[Entries taken from a collection]

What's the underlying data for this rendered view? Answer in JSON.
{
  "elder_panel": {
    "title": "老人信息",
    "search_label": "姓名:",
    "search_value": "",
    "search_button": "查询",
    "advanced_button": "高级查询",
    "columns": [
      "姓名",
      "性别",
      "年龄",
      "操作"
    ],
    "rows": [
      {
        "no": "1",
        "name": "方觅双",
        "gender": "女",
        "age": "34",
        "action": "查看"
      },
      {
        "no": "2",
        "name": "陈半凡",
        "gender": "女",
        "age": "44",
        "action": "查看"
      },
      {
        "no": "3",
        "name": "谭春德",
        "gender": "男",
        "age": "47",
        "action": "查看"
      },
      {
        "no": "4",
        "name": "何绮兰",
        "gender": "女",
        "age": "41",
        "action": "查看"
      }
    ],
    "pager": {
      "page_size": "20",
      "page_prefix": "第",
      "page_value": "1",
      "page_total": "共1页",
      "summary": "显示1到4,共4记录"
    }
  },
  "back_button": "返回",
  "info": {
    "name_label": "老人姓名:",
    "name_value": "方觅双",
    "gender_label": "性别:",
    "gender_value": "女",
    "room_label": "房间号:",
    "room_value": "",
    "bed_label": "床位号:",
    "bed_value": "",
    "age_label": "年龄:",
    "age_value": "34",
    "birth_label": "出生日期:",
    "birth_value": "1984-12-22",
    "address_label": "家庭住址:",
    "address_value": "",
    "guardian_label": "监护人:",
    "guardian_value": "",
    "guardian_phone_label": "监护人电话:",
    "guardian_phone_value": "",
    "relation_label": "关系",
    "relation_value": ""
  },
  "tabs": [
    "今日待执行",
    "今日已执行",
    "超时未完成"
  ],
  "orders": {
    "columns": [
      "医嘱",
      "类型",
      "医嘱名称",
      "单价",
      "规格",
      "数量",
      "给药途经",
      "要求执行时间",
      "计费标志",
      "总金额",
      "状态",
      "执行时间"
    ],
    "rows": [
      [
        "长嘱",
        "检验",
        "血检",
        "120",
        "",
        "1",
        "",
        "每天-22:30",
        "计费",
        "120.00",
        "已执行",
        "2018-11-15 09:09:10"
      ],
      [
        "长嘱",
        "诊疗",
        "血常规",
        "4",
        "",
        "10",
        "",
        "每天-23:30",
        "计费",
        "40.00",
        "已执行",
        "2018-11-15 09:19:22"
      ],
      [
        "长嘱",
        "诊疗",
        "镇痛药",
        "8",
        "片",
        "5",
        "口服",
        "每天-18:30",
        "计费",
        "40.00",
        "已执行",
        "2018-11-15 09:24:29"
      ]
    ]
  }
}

STATED GOAL.
Nothing should be left out: return all of the records exactly.

THE RESPONSE.
What's the underlying data for this rendered view? Answer in JSON.
{
  "elder_panel": {
    "title": "老人信息",
    "search_label": "姓名:",
    "search_value": "",
    "search_button": "查询",
    "advanced_button": "高级查询",
    "columns": [
      "姓名",
      "性别",
      "年龄",
      "操作"
    ],
    "rows": [
      {
        "no": "1",
        "name": "方觅双",
        "gender": "女",
        "age": "34",
        "action": "查看"
      },
      {
        "no": "2",
        "name": "陈半凡",
        "gender": "女",
        "age": "44",
        "action": "查看"
      },
      {
        "no": "3",
        "name": "谭春德",
        "gender": "男",
        "age": "47",
        "action": "查看"
      },
      {
        "no": "4",
        "name": "何绮兰",
        "gender": "女",
        "age": "41",
        "action": "查看"
      }
    ],
    "pager": {
      "page_size": "20",
      "page_prefix": "第",
      "page_value": "1",
      "page_total": "共1页",
      "summary": "显示1到4,共4记录"
    }
  },
  "back_button": "返回",
  "info": {
    "name_label": "老人姓名:",
    "name_value": "方觅双",
    "gender_label": "性别:",
    "gender_value": "女",
    "room_label": "房间号:",
    "room_value": "",
    "bed_label": "床位号:",
    "bed_value": "",
    "age_label": "年龄:",
    "age_value": "34",
    "birth_label": "出生日期:",
    "birth_value": "1984-12-22",
    "address_label": "家庭住址:",
    "address_value": "",
    "guardian_label": "监护人:",
    "guardian_value": "",
    "guardian_phone_label": "监护人电话:",
    "guardian_phone_value": "",
    "relation_label": "关系",
    "relation_value": ""
  },
  "tabs": [
    "今日待执行",
    "今日已执行",
    "超时未完成"
  ],
  "orders": {
    "columns": [
      "医嘱",
      "类型",
      "医嘱名称",
      "单价",
      "规格",
      "数量",
      "给药途经",
      "要求执行时间",
      "计费标志",
      "总金额",
      "状态",
      "执行时间"
    ],
    "rows": [
      [
        "长嘱",
        "检验",
        "血检",
        "120",
        "",
        "1",
        "",
        "每天-22:30",
        "计费",
        "120.00",
        "已执行",
        "2018-11-15 09:09:10"
      ],
      [
        "长嘱",
        "诊疗",
        "血常规",
        "4",
        "",
        "10",
        "",
        "每天-23:30",
        "计费",
        "40.00",
        "已执行",
        "2018-11-15 09:19:22"
      ],
      [
        "长嘱",
        "诊疗",
        "镇痛药",
        "8",
        "片",
        "5",
        "口服",
        "每天-18:30",
        "计费",
        "40.00",
        "已执行",
        "2018-11-15 09:24:29"
      ]
    ]
  }
}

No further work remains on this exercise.